WHAT YOU ARE ASKED TO DO
Print the material below line for line, with no changes.

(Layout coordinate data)
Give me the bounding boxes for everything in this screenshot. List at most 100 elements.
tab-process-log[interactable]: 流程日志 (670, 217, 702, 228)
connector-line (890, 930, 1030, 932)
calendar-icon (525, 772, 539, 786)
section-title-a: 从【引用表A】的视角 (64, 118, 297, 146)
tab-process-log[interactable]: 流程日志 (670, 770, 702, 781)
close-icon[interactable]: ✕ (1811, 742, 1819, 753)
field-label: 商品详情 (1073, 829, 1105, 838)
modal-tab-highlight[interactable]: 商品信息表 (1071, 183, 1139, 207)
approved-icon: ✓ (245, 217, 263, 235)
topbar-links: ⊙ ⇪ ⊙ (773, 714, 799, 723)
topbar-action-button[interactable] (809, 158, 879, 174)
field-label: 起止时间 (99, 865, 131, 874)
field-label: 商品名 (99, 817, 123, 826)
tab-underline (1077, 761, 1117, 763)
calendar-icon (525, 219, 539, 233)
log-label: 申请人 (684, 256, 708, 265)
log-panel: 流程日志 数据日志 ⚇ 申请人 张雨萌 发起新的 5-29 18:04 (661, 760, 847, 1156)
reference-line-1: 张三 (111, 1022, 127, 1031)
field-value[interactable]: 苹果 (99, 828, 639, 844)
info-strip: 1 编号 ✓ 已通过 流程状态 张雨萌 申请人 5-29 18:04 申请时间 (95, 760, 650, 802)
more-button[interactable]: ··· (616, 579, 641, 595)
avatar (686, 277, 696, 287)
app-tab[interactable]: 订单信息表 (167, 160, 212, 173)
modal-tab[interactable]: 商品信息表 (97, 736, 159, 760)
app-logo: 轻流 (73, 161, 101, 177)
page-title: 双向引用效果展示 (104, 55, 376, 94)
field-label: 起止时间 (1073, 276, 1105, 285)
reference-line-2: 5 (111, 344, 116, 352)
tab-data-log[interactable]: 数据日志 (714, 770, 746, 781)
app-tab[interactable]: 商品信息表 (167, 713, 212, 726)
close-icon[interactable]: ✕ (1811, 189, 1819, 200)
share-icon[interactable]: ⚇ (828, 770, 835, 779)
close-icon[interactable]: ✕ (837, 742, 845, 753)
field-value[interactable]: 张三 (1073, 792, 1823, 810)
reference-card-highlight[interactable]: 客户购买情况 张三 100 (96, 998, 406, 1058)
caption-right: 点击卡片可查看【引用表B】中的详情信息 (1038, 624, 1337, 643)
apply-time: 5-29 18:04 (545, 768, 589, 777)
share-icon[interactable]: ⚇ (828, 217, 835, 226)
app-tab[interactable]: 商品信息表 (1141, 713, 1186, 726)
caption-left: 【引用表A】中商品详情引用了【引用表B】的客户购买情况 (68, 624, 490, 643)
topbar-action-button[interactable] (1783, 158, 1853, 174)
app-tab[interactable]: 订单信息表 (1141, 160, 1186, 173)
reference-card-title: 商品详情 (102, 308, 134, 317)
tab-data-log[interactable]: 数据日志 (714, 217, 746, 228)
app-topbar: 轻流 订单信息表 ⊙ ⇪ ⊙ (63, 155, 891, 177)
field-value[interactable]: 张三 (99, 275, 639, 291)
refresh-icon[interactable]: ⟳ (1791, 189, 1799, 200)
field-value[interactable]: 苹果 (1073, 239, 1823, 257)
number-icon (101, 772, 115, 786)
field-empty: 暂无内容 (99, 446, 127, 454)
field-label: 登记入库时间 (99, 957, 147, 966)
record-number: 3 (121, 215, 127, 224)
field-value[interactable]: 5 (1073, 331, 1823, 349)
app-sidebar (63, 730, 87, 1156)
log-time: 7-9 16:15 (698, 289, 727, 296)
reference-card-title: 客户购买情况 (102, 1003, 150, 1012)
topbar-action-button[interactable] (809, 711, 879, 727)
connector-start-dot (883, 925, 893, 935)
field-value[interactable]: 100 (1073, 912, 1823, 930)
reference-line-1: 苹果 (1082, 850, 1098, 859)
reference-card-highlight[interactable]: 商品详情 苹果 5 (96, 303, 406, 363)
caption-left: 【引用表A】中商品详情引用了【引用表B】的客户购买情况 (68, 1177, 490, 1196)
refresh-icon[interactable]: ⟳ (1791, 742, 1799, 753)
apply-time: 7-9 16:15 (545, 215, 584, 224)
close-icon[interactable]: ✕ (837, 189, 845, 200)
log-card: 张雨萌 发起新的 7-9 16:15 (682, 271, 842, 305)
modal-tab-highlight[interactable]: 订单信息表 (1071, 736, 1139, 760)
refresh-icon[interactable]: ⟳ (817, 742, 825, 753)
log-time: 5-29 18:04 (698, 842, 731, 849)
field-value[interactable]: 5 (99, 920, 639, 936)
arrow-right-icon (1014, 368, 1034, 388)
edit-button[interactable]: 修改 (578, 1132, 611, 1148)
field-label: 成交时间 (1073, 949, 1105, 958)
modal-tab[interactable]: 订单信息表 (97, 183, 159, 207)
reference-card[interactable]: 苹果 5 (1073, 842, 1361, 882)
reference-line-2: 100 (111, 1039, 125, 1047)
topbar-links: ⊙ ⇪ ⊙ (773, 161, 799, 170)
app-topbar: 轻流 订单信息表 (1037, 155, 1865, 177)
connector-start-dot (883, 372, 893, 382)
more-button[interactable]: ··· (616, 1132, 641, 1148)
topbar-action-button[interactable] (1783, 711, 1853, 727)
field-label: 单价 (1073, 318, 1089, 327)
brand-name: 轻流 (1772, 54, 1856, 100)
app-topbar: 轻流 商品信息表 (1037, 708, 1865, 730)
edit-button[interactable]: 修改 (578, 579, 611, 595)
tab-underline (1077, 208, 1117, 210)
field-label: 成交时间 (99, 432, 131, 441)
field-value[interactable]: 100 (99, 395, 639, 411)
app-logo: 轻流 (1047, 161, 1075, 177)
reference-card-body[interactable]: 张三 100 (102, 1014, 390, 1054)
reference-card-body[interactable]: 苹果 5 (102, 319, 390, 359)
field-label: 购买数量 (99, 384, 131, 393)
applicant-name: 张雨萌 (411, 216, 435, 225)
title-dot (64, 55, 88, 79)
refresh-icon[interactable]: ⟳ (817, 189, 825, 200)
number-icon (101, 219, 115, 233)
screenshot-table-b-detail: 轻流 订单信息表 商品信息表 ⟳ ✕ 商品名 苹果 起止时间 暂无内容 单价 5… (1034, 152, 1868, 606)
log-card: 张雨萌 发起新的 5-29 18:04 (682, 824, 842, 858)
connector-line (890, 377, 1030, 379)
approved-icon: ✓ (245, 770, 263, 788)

ANSWER TO THE EXERCISE
Give me the bounding boxes for everything in this screenshot. List at most 100 elements.
tab-process-log[interactable]: 流程日志 (670, 217, 702, 228)
connector-line (890, 930, 1030, 932)
calendar-icon (525, 772, 539, 786)
section-title-a: 从【引用表A】的视角 (64, 118, 297, 146)
tab-process-log[interactable]: 流程日志 (670, 770, 702, 781)
close-icon[interactable]: ✕ (1811, 742, 1819, 753)
field-label: 商品详情 (1073, 829, 1105, 838)
modal-tab-highlight[interactable]: 商品信息表 (1071, 183, 1139, 207)
approved-icon: ✓ (245, 217, 263, 235)
topbar-links: ⊙ ⇪ ⊙ (773, 714, 799, 723)
topbar-action-button[interactable] (809, 158, 879, 174)
field-label: 起止时间 (99, 865, 131, 874)
field-label: 商品名 (99, 817, 123, 826)
tab-underline (1077, 761, 1117, 763)
calendar-icon (525, 219, 539, 233)
log-label: 申请人 (684, 256, 708, 265)
log-panel: 流程日志 数据日志 ⚇ 申请人 张雨萌 发起新的 5-29 18:04 (661, 760, 847, 1156)
reference-line-1: 张三 (111, 1022, 127, 1031)
field-value[interactable]: 苹果 (99, 828, 639, 844)
info-strip: 1 编号 ✓ 已通过 流程状态 张雨萌 申请人 5-29 18:04 申请时间 (95, 760, 650, 802)
more-button[interactable]: ··· (616, 579, 641, 595)
avatar (686, 277, 696, 287)
app-tab[interactable]: 订单信息表 (167, 160, 212, 173)
modal-tab[interactable]: 商品信息表 (97, 736, 159, 760)
app-logo: 轻流 (73, 161, 101, 177)
page-title: 双向引用效果展示 (104, 55, 376, 94)
field-label: 起止时间 (1073, 276, 1105, 285)
reference-line-2: 5 (111, 344, 116, 352)
tab-data-log[interactable]: 数据日志 (714, 770, 746, 781)
app-tab[interactable]: 商品信息表 (167, 713, 212, 726)
close-icon[interactable]: ✕ (1811, 189, 1819, 200)
share-icon[interactable]: ⚇ (828, 770, 835, 779)
close-icon[interactable]: ✕ (837, 742, 845, 753)
field-value[interactable]: 张三 (1073, 792, 1823, 810)
reference-card-highlight[interactable]: 客户购买情况 张三 100 (96, 998, 406, 1058)
caption-right: 点击卡片可查看【引用表B】中的详情信息 (1038, 624, 1337, 643)
apply-time: 5-29 18:04 (545, 768, 589, 777)
share-icon[interactable]: ⚇ (828, 217, 835, 226)
app-tab[interactable]: 商品信息表 (1141, 713, 1186, 726)
caption-left: 【引用表A】中商品详情引用了【引用表B】的客户购买情况 (68, 624, 490, 643)
topbar-action-button[interactable] (1783, 158, 1853, 174)
app-tab[interactable]: 订单信息表 (1141, 160, 1186, 173)
reference-card-title: 商品详情 (102, 308, 134, 317)
tab-data-log[interactable]: 数据日志 (714, 217, 746, 228)
app-topbar: 轻流 订单信息表 ⊙ ⇪ ⊙ (63, 155, 891, 177)
field-value[interactable]: 张三 (99, 275, 639, 291)
refresh-icon[interactable]: ⟳ (1791, 189, 1799, 200)
field-value[interactable]: 苹果 (1073, 239, 1823, 257)
number-icon (101, 772, 115, 786)
field-empty: 暂无内容 (99, 446, 127, 454)
field-label: 登记入库时间 (99, 957, 147, 966)
record-number: 3 (121, 215, 127, 224)
field-value[interactable]: 5 (1073, 331, 1823, 349)
app-sidebar (63, 730, 87, 1156)
log-time: 7-9 16:15 (698, 289, 727, 296)
reference-card-title: 客户购买情况 (102, 1003, 150, 1012)
topbar-action-button[interactable] (809, 711, 879, 727)
connector-start-dot (883, 925, 893, 935)
field-value[interactable]: 100 (1073, 912, 1823, 930)
reference-line-1: 苹果 (1082, 850, 1098, 859)
reference-card-highlight[interactable]: 商品详情 苹果 5 (96, 303, 406, 363)
caption-left: 【引用表A】中商品详情引用了【引用表B】的客户购买情况 (68, 1177, 490, 1196)
refresh-icon[interactable]: ⟳ (1791, 742, 1799, 753)
apply-time: 7-9 16:15 (545, 215, 584, 224)
close-icon[interactable]: ✕ (837, 189, 845, 200)
log-card: 张雨萌 发起新的 7-9 16:15 (682, 271, 842, 305)
modal-tab-highlight[interactable]: 订单信息表 (1071, 736, 1139, 760)
refresh-icon[interactable]: ⟳ (817, 742, 825, 753)
log-time: 5-29 18:04 (698, 842, 731, 849)
field-value[interactable]: 5 (99, 920, 639, 936)
arrow-right-icon (1014, 368, 1034, 388)
edit-button[interactable]: 修改 (578, 1132, 611, 1148)
field-label: 成交时间 (1073, 949, 1105, 958)
modal-tab[interactable]: 订单信息表 (97, 183, 159, 207)
reference-card[interactable]: 苹果 5 (1073, 842, 1361, 882)
reference-line-2: 100 (111, 1039, 125, 1047)
topbar-links: ⊙ ⇪ ⊙ (773, 161, 799, 170)
app-topbar: 轻流 订单信息表 (1037, 155, 1865, 177)
connector-start-dot (883, 372, 893, 382)
more-button[interactable]: ··· (616, 1132, 641, 1148)
topbar-action-button[interactable] (1783, 711, 1853, 727)
field-label: 单价 (1073, 318, 1089, 327)
brand-name: 轻流 (1772, 54, 1856, 100)
app-topbar: 轻流 商品信息表 (1037, 708, 1865, 730)
edit-button[interactable]: 修改 (578, 579, 611, 595)
tab-underline (1077, 208, 1117, 210)
field-label: 成交时间 (99, 432, 131, 441)
field-value[interactable]: 100 (99, 395, 639, 411)
app-logo: 轻流 (1047, 161, 1075, 177)
reference-card-body[interactable]: 张三 100 (102, 1014, 390, 1054)
reference-card-body[interactable]: 苹果 5 (102, 319, 390, 359)
field-label: 购买数量 (99, 384, 131, 393)
applicant-name: 张雨萌 (411, 216, 435, 225)
title-dot (64, 55, 88, 79)
refresh-icon[interactable]: ⟳ (817, 189, 825, 200)
number-icon (101, 219, 115, 233)
screenshot-table-b-detail: 轻流 订单信息表 商品信息表 ⟳ ✕ 商品名 苹果 起止时间 暂无内容 单价 5… (1034, 152, 1868, 606)
log-card: 张雨萌 发起新的 5-29 18:04 (682, 824, 842, 858)
connector-line (890, 377, 1030, 379)
approved-icon: ✓ (245, 770, 263, 788)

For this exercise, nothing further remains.